DATA SECTION =

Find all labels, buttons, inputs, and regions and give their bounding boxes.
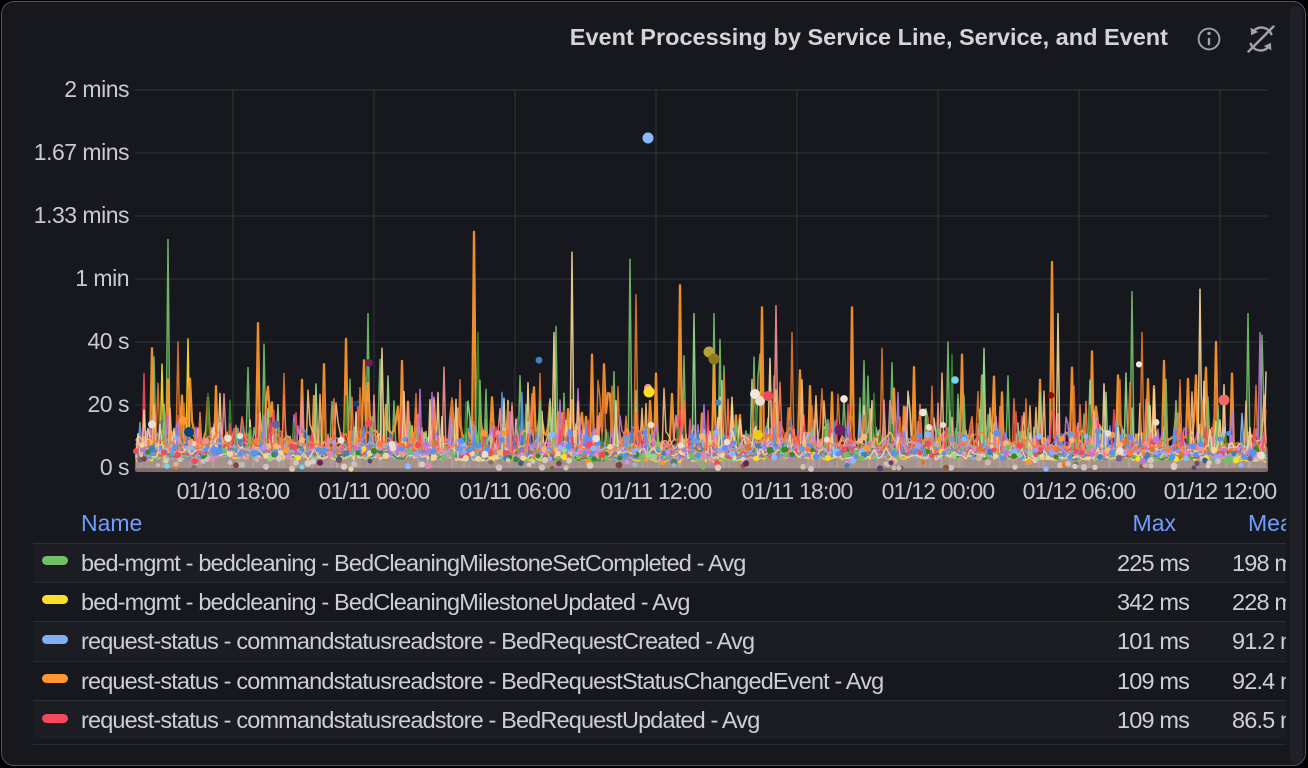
svg-text:01/12 00:00: 01/12 00:00: [882, 478, 995, 504]
svg-text:01/10 18:00: 01/10 18:00: [177, 478, 290, 504]
svg-text:40 s: 40 s: [88, 328, 129, 354]
svg-text:01/11 12:00: 01/11 12:00: [601, 478, 712, 504]
svg-text:2 mins: 2 mins: [64, 76, 129, 102]
svg-text:1.67 mins: 1.67 mins: [34, 139, 129, 165]
svg-text:20 s: 20 s: [88, 391, 129, 417]
svg-text:01/12 06:00: 01/12 06:00: [1023, 478, 1136, 504]
svg-text:1 min: 1 min: [75, 265, 129, 291]
svg-text:01/11 00:00: 01/11 00:00: [319, 478, 430, 504]
svg-text:01/11 06:00: 01/11 06:00: [460, 478, 571, 504]
svg-text:1.33 mins: 1.33 mins: [34, 202, 129, 228]
svg-text:01/11 18:00: 01/11 18:00: [742, 478, 853, 504]
svg-text:01/12 12:00: 01/12 12:00: [1164, 478, 1277, 504]
svg-text:0 s: 0 s: [100, 454, 129, 480]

PROBLEM TO WORK ON = Give these records again with every "mins" swapped for "minutes", changing nothing else. Leave the pictures out.

WORKED ANSWER =
Find all labels, buttons, inputs, and regions and give their bounding boxes.
svg-text:01/12 00:00: 01/12 00:00: [882, 478, 995, 504]
svg-text:01/10 18:00: 01/10 18:00: [177, 478, 290, 504]
svg-text:40 s: 40 s: [88, 328, 129, 354]
svg-text:01/11 12:00: 01/11 12:00: [601, 478, 712, 504]
svg-text:2 minutes: 2 minutes: [64, 76, 129, 102]
svg-text:1.67 minutes: 1.67 minutes: [34, 139, 129, 165]
svg-text:20 s: 20 s: [88, 391, 129, 417]
svg-text:01/12 06:00: 01/12 06:00: [1023, 478, 1136, 504]
svg-text:1 min: 1 min: [75, 265, 129, 291]
svg-text:01/11 00:00: 01/11 00:00: [319, 478, 430, 504]
svg-text:01/11 06:00: 01/11 06:00: [460, 478, 571, 504]
svg-text:1.33 minutes: 1.33 minutes: [34, 202, 129, 228]
svg-text:01/11 18:00: 01/11 18:00: [742, 478, 853, 504]
svg-text:01/12 12:00: 01/12 12:00: [1164, 478, 1277, 504]
svg-text:0 s: 0 s: [100, 454, 129, 480]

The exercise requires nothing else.